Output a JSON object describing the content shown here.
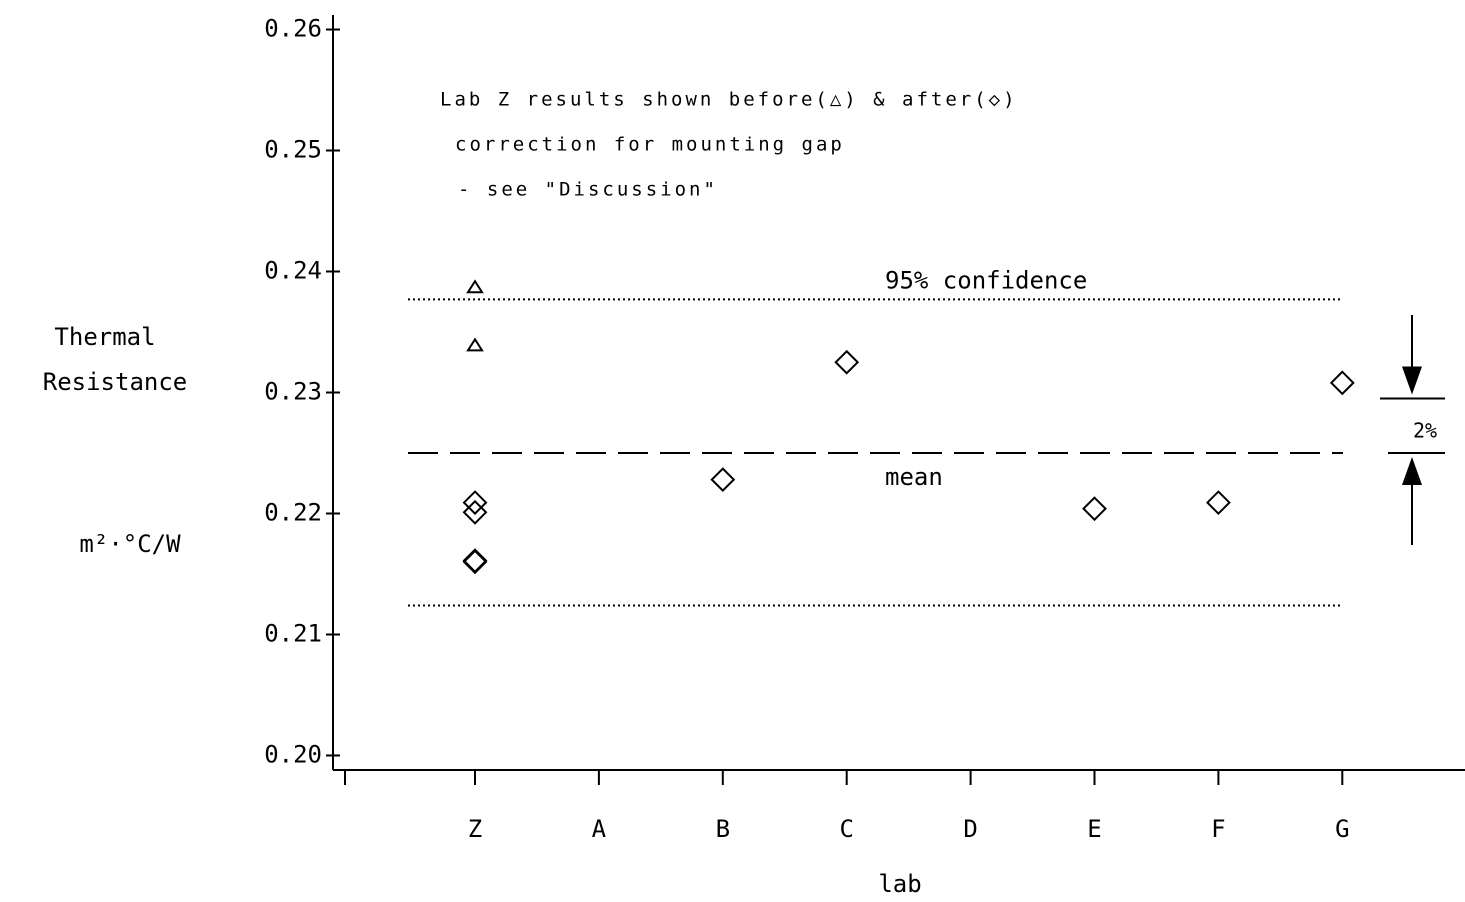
{
  "chart_data": {
    "type": "scatter",
    "ylabel": [
      "Thermal",
      "Resistance"
    ],
    "yunit": "m²·°C/W",
    "xlabel": "lab",
    "annotation": [
      "Lab Z results shown before(△) & after(◇)",
      "correction for mounting gap",
      "- see \"Discussion\""
    ],
    "categories": [
      "Z",
      "A",
      "B",
      "C",
      "D",
      "E",
      "F",
      "G"
    ],
    "ylim": [
      0.1988,
      0.2612
    ],
    "yticks": [
      {
        "value": 0.2,
        "label": "0.20"
      },
      0.21,
      0.22,
      0.23,
      0.24,
      0.25,
      0.26
    ],
    "series": [
      {
        "marker": "triangle",
        "color": "#000000",
        "x": [
          "Z",
          "Z"
        ],
        "values": [
          0.2387,
          0.2339
        ]
      },
      {
        "marker": "diamond",
        "color": "#000000",
        "x": [
          "Z",
          "Z",
          "Z",
          "Z",
          "B",
          "C",
          "E",
          "F",
          "G"
        ],
        "values": [
          0.2209,
          0.2201,
          0.2161,
          0.216,
          0.2228,
          0.2325,
          0.2204,
          0.2209,
          0.2308
        ]
      }
    ],
    "reference_lines": [
      {
        "value": 0.2377,
        "style": "dotted",
        "label": "95% confidence"
      },
      {
        "value": 0.225,
        "style": "dashed",
        "label": "mean"
      },
      {
        "value": 0.2124,
        "style": "dotted"
      }
    ],
    "range_marker": {
      "from": 0.225,
      "to": 0.2295,
      "label": "2%"
    }
  }
}
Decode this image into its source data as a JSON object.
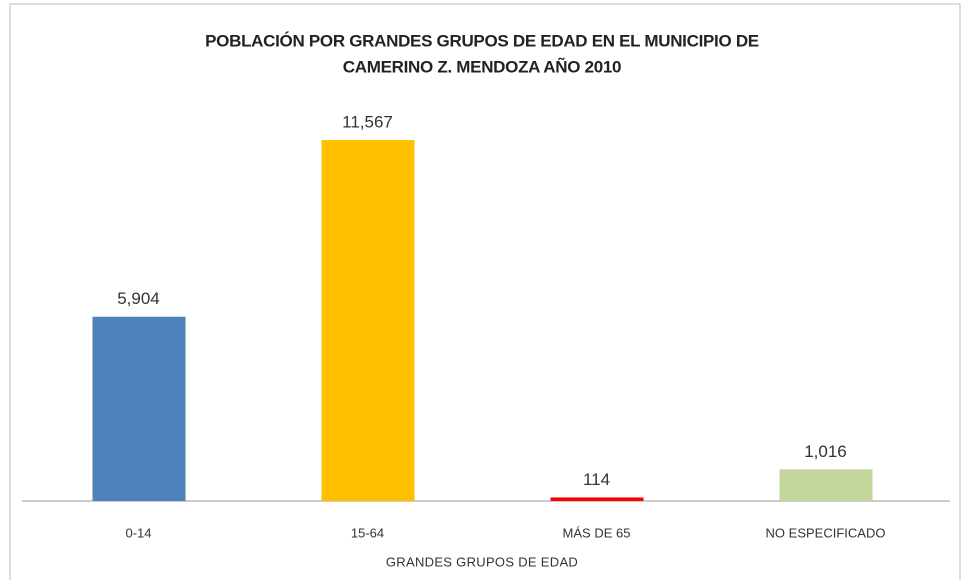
{
  "chart_data": {
    "type": "bar",
    "title": [
      "POBLACIÓN POR GRANDES GRUPOS DE EDAD EN EL MUNICIPIO DE",
      "CAMERINO Z. MENDOZA AÑO 2010"
    ],
    "x_label": "GRANDES GRUPOS DE EDAD",
    "categories": [
      "0-14",
      "15-64",
      "MÁS DE 65",
      "NO ESPECIFICADO"
    ],
    "values": [
      5904,
      11567,
      114,
      1016
    ],
    "value_labels": [
      "5,904",
      "11,567",
      "114",
      "1,016"
    ],
    "colors": [
      "#4f81bd",
      "#ffc000",
      "#ff0000",
      "#c3d69b"
    ]
  }
}
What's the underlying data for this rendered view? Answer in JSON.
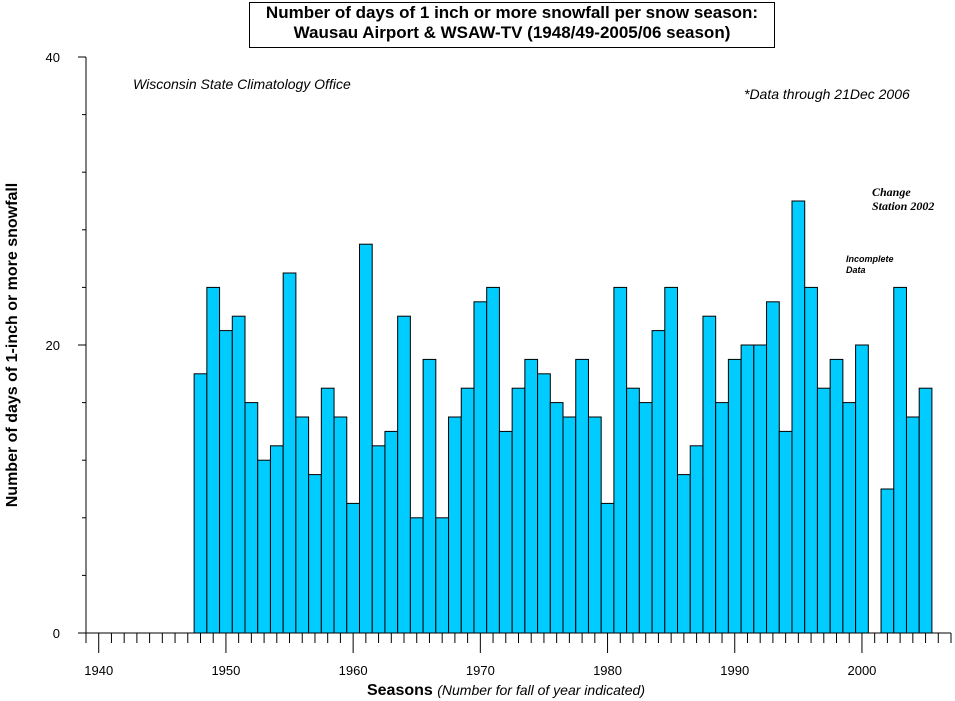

────────

Print the whole listing above once more, word for word, without its pictures.

Output a JSON object describing the content shown here.
{
  "chart_data": {
    "type": "scatter",
    "ylabel": [
      "Thermal",
      "Resistance"
    ],
    "yunit": "m²·°C/W",
    "xlabel": "lab",
    "annotation": [
      "Lab Z results shown before(△) & after(◇)",
      "correction for mounting gap",
      "- see \"Discussion\""
    ],
    "categories": [
      "Z",
      "A",
      "B",
      "C",
      "D",
      "E",
      "F",
      "G"
    ],
    "ylim": [
      0.1988,
      0.2612
    ],
    "yticks": [
      {
        "value": 0.2,
        "label": "0.20"
      },
      0.21,
      0.22,
      0.23,
      0.24,
      0.25,
      0.26
    ],
    "series": [
      {
        "marker": "triangle",
        "color": "#000000",
        "x": [
          "Z",
          "Z"
        ],
        "values": [
          0.2387,
          0.2339
        ]
      },
      {
        "marker": "diamond",
        "color": "#000000",
        "x": [
          "Z",
          "Z",
          "Z",
          "Z",
          "B",
          "C",
          "E",
          "F",
          "G"
        ],
        "values": [
          0.2209,
          0.2201,
          0.2161,
          0.216,
          0.2228,
          0.2325,
          0.2204,
          0.2209,
          0.2308
        ]
      }
    ],
    "reference_lines": [
      {
        "value": 0.2377,
        "style": "dotted",
        "label": "95% confidence"
      },
      {
        "value": 0.225,
        "style": "dashed",
        "label": "mean"
      },
      {
        "value": 0.2124,
        "style": "dotted"
      }
    ],
    "range_marker": {
      "from": 0.225,
      "to": 0.2295,
      "label": "2%"
    }
  }
}
Decode this image into its source data as a JSON object.
{
  "chart_data": {
    "type": "bar",
    "title": [
      "POBLACIÓN POR GRANDES GRUPOS DE EDAD EN EL MUNICIPIO DE",
      "CAMERINO Z. MENDOZA AÑO 2010"
    ],
    "x_label": "GRANDES GRUPOS DE EDAD",
    "categories": [
      "0-14",
      "15-64",
      "MÁS DE 65",
      "NO ESPECIFICADO"
    ],
    "values": [
      5904,
      11567,
      114,
      1016
    ],
    "value_labels": [
      "5,904",
      "11,567",
      "114",
      "1,016"
    ],
    "colors": [
      "#4f81bd",
      "#ffc000",
      "#ff0000",
      "#c3d69b"
    ]
  }
}
What's the underlying data for this rendered view? Answer in JSON.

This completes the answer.